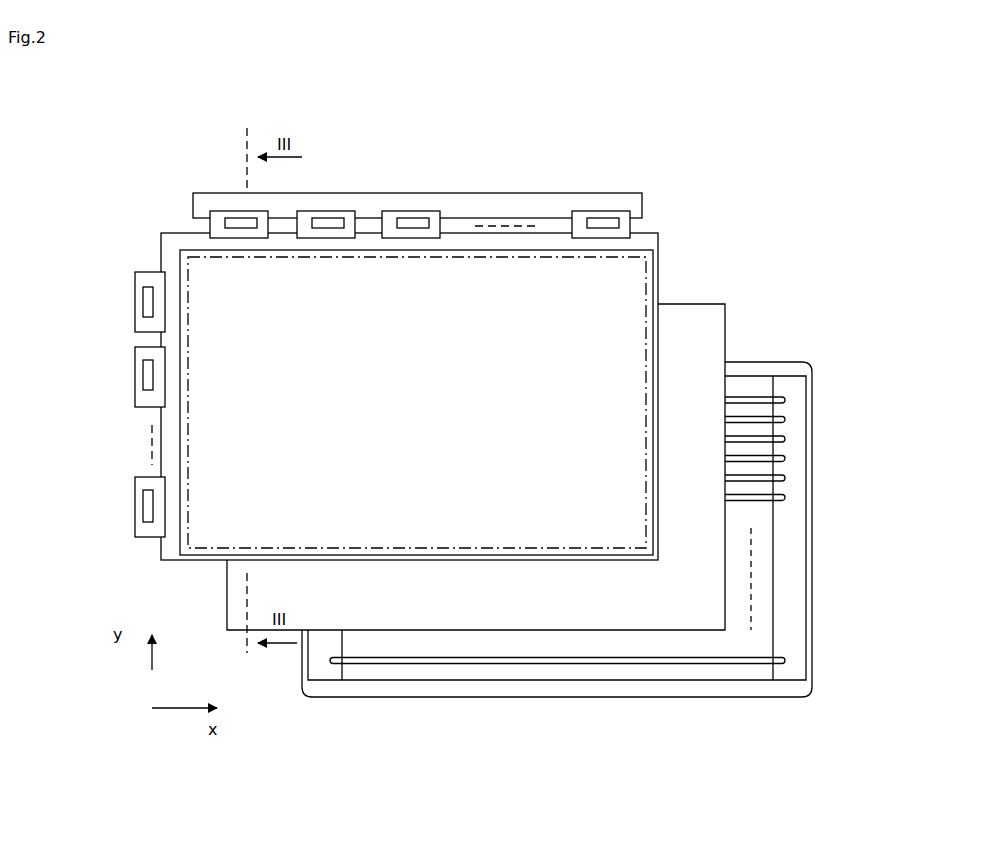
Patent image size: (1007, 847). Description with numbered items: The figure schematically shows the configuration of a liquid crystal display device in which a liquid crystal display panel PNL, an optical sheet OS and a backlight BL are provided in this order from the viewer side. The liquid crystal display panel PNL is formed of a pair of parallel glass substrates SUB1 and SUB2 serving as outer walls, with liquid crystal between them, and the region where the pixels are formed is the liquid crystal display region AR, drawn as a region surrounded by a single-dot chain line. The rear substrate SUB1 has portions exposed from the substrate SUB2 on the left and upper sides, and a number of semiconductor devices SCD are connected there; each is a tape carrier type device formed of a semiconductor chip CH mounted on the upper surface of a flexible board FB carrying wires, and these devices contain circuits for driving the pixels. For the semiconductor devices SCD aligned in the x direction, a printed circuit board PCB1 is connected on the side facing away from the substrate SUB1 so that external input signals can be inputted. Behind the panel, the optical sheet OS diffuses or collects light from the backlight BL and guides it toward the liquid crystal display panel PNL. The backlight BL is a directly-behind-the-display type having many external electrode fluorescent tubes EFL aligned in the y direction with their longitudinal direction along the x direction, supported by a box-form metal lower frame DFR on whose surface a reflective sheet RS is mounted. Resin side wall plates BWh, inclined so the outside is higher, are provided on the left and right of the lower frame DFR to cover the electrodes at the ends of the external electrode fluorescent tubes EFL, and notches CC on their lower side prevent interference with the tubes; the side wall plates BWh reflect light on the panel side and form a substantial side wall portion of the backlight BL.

The liquid crystal display panel PNL is at (346, 360).
The substrate SUB1 is at (162, 232).
The substrate SUB2 is at (192, 557).
The liquid crystal display region AR is at (417, 402).
The printed circuit board PCB1 is at (438, 193).
The semiconductor device SCD is at (225, 212).
The flexible board FB is at (135, 353).
The semiconductor chip CH is at (148, 380).
The optical sheet OS is at (708, 282).
The backlight BL is at (549, 535).
The lower frame DFR is at (783, 698).
The reflective sheet RS is at (587, 643).
The side wall plate BWh is at (792, 577).
The external electrode fluorescent tube EFL is at (745, 398).
The notch CC is at (783, 398).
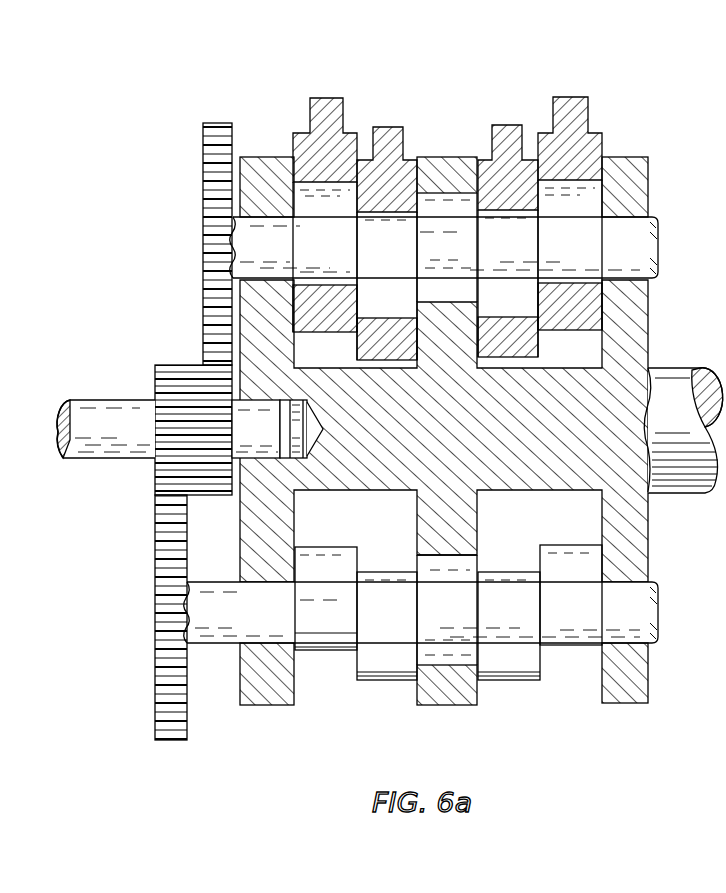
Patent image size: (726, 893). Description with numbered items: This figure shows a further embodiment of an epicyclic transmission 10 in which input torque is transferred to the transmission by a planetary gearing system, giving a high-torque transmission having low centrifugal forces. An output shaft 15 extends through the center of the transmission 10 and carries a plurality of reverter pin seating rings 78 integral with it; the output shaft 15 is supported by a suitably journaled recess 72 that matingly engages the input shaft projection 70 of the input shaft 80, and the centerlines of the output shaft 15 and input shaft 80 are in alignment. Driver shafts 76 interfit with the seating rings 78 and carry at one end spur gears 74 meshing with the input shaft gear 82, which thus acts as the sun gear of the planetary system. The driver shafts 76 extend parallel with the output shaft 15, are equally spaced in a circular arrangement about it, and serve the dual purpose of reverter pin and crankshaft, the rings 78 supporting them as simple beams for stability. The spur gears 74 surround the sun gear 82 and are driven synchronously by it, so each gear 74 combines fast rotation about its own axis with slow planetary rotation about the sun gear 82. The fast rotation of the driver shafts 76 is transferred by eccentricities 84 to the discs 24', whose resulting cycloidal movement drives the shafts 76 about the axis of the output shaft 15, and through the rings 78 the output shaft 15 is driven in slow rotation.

The transmission 10 is at (636, 136).
The output shaft 15 is at (676, 388).
The discs 24' is at (447, 206).
The input shaft projection 70 is at (268, 430).
The journaled recess 72 is at (302, 434).
The spur gears 74 is at (205, 178).
The driver shafts 76 is at (660, 247).
The reverter pin seating rings 78 is at (273, 690).
The input shaft 80 is at (118, 413).
The input shaft gear 82 is at (180, 369).
The eccentricities 84 is at (388, 682).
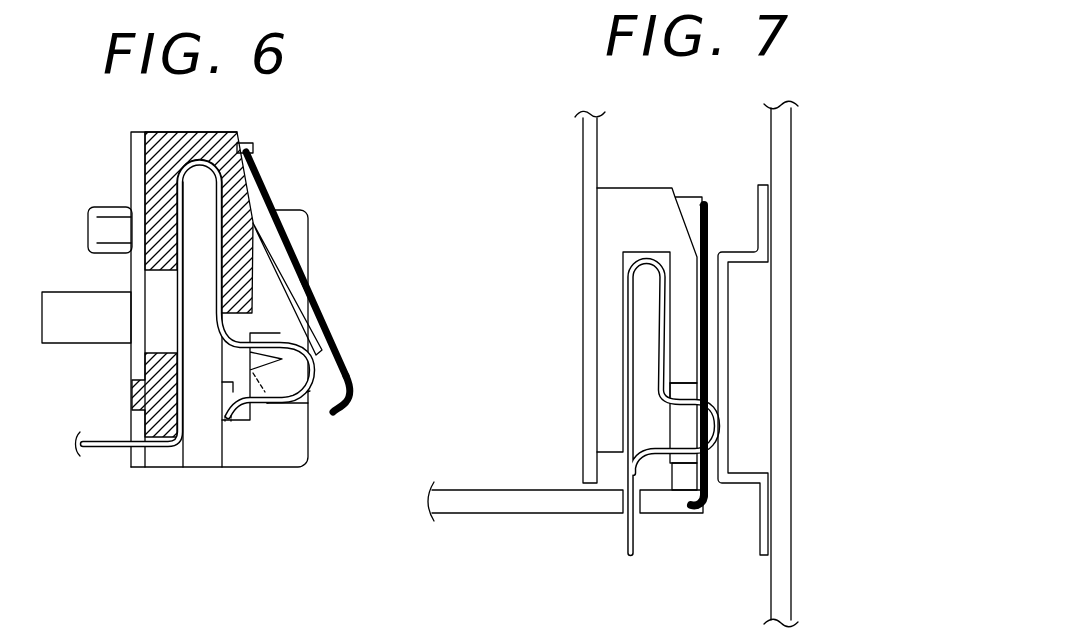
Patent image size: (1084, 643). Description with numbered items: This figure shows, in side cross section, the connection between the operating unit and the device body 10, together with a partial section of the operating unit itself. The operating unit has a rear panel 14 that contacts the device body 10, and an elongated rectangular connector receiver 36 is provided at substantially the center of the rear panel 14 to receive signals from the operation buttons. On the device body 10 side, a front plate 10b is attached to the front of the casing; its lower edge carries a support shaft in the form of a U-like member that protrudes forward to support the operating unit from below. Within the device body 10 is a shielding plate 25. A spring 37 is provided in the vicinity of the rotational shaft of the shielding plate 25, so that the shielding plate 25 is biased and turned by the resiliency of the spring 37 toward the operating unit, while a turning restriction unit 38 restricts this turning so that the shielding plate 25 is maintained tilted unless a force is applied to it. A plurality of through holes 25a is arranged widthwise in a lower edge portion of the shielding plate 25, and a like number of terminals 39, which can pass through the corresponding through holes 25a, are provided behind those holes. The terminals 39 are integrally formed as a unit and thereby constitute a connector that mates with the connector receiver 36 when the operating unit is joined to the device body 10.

In FIG. 7, the device body 10 is at (487, 505).
In FIG. 7, the front plate 10b is at (582, 163).
In FIG. 7, the rear panel 14 is at (782, 143).
In FIG. 6, the shielding plate 25 is at (277, 198).
In FIG. 7, the shielding plate 25 is at (708, 205).
In FIG. 6, the through holes 25a is at (333, 334).
In FIG. 7, the through holes 25a is at (707, 382).
In FIG. 7, the connector receiver 36 is at (768, 495).
In FIG. 6, the spring 37 is at (308, 300).
In FIG. 6, the turning restriction unit 38 is at (155, 175).
In FIG. 7, the turning restriction unit 38 is at (612, 268).
In FIG. 6, the terminals 39 is at (348, 368).
In FIG. 7, the terminals 39 is at (658, 460).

····················

● EXERCISE BRIEF: Give all the lines above as a single numbered list, leaving out blank lines and the pictures.

● COMPLETE OUTPUT:
1. Patent image size: (1007, 847). Description with numbered items: The figure schematically shows the configuration of a liquid crystal display device in which a liquid crystal display panel PNL, an optical sheet OS and a backlight BL are provided in this order from the viewer side. The liquid crystal display panel PNL is formed of a pair of parallel glass substrates SUB1 and SUB2 serving as outer walls, with liquid crystal between them, and the region where the pixels are formed is the liquid crystal display region AR, drawn as a region surrounded by a single-dot chain line. The rear substrate SUB1 has portions exposed from the substrate SUB2 on the left and upper sides, and a number of semiconductor devices SCD are connected there; each is a tape carrier type device formed of a semiconductor chip CH mounted on the upper surface of a flexible board FB carrying wires, and these devices contain circuits for driving the pixels. For the semiconductor devices SCD aligned in the x direction, a printed circuit board PCB1 is connected on the side facing away from the substrate SUB1 so that external input signals can be inputted. Behind the panel, the optical sheet OS diffuses or collects light from the backlight BL and guides it toward the liquid crystal display panel PNL. The backlight BL is a directly-behind-the-display type having many external electrode fluorescent tubes EFL aligned in the y direction with their longitudinal direction along the x direction, supported by a box-form metal lower frame DFR on whose surface a reflective sheet RS is mounted. Resin side wall plates BWh, inclined so the outside is higher, are provided on the left and right of the lower frame DFR to cover the electrodes at the ends of the external electrode fluorescent tubes EFL, and notches CC on their lower side prevent interference with the tubes; the side wall plates BWh reflect light on the panel side and form a substantial side wall portion of the backlight BL.
2. The liquid crystal display panel PNL is at (346, 360).
3. The substrate SUB1 is at (162, 232).
4. The substrate SUB2 is at (192, 557).
5. The liquid crystal display region AR is at (417, 402).
6. The printed circuit board PCB1 is at (438, 193).
7. The semiconductor device SCD is at (225, 212).
8. The flexible board FB is at (135, 353).
9. The semiconductor chip CH is at (148, 380).
10. The optical sheet OS is at (708, 282).
11. The backlight BL is at (549, 535).
12. The lower frame DFR is at (783, 698).
13. The reflective sheet RS is at (587, 643).
14. The side wall plate BWh is at (792, 577).
15. The external electrode fluorescent tube EFL is at (745, 398).
16. The notch CC is at (783, 398).
17. Patent image size: (726, 893). Description with numbered items: This figure shows a further embodiment of an epicyclic transmission 10 in which input torque is transferred to the transmission by a planetary gearing system, giving a high-torque transmission having low centrifugal forces. An output shaft 15 extends through the center of the transmission 10 and carries a plurality of reverter pin seating rings 78 integral with it; the output shaft 15 is supported by a suitably journaled recess 72 that matingly engages the input shaft projection 70 of the input shaft 80, and the centerlines of the output shaft 15 and input shaft 80 are in alignment. Driver shafts 76 interfit with the seating rings 78 and carry at one end spur gears 74 meshing with the input shaft gear 82, which thus acts as the sun gear of the planetary system. The driver shafts 76 extend parallel with the output shaft 15, are equally spaced in a circular arrangement about it, and serve the dual purpose of reverter pin and crankshaft, the rings 78 supporting them as simple beams for stability. The spur gears 74 surround the sun gear 82 and are driven synchronously by it, so each gear 74 combines fast rotation about its own axis with slow planetary rotation about the sun gear 82. The fast rotation of the driver shafts 76 is transferred by eccentricities 84 to the discs 24', whose resulting cycloidal movement drives the shafts 76 about the axis of the output shaft 15, and through the rings 78 the output shaft 15 is driven in slow rotation.
18. The transmission 10 is at (636, 136).
19. The output shaft 15 is at (676, 388).
20. The discs 24' is at (447, 206).
21. The input shaft projection 70 is at (268, 430).
22. The journaled recess 72 is at (302, 434).
23. The spur gears 74 is at (205, 178).
24. The driver shafts 76 is at (660, 247).
25. The reverter pin seating rings 78 is at (273, 690).
26. The input shaft 80 is at (118, 413).
27. The input shaft gear 82 is at (180, 369).
28. The eccentricities 84 is at (388, 682).
29. Patent image size: (1084, 643). Description with numbered items: This figure shows, in side cross section, the connection between the operating unit and the device body 10, together with a partial section of the operating unit itself. The operating unit has a rear panel 14 that contacts the device body 10, and an elongated rectangular connector receiver 36 is provided at substantially the center of the rear panel 14 to receive signals from the operation buttons. On the device body 10 side, a front plate 10b is attached to the front of the casing; its lower edge carries a support shaft in the form of a U-like member that protrudes forward to support the operating unit from below. Within the device body 10 is a shielding plate 25. A spring 37 is provided in the vicinity of the rotational shaft of the shielding plate 25, so that the shielding plate 25 is biased and turned by the resiliency of the spring 37 toward the operating unit, while a turning restriction unit 38 restricts this turning so that the shielding plate 25 is maintained tilted unless a force is applied to it. A plurality of through holes 25a is arranged widthwise in a lower edge portion of the shielding plate 25, and a like number of terminals 39, which can pass through the corresponding through holes 25a, are provided behind those holes. The terminals 39 are integrally formed as a unit and thereby constitute a connector that mates with the connector receiver 36 when the operating unit is joined to the device body 10.
30. In FIG. 7, the device body 10 is at (487, 505).
31. In FIG. 7, the front plate 10b is at (582, 163).
32. In FIG. 7, the rear panel 14 is at (782, 143).
33. In FIG. 6, the shielding plate 25 is at (277, 198).
34. In FIG. 7, the shielding plate 25 is at (708, 205).
35. In FIG. 6, the through holes 25a is at (333, 334).
36. In FIG. 7, the through holes 25a is at (707, 382).
37. In FIG. 7, the connector receiver 36 is at (768, 495).
38. In FIG. 6, the spring 37 is at (308, 300).
39. In FIG. 6, the turning restriction unit 38 is at (155, 175).
40. In FIG. 7, the turning restriction unit 38 is at (612, 268).
41. In FIG. 6, the terminals 39 is at (348, 368).
42. In FIG. 7, the terminals 39 is at (658, 460).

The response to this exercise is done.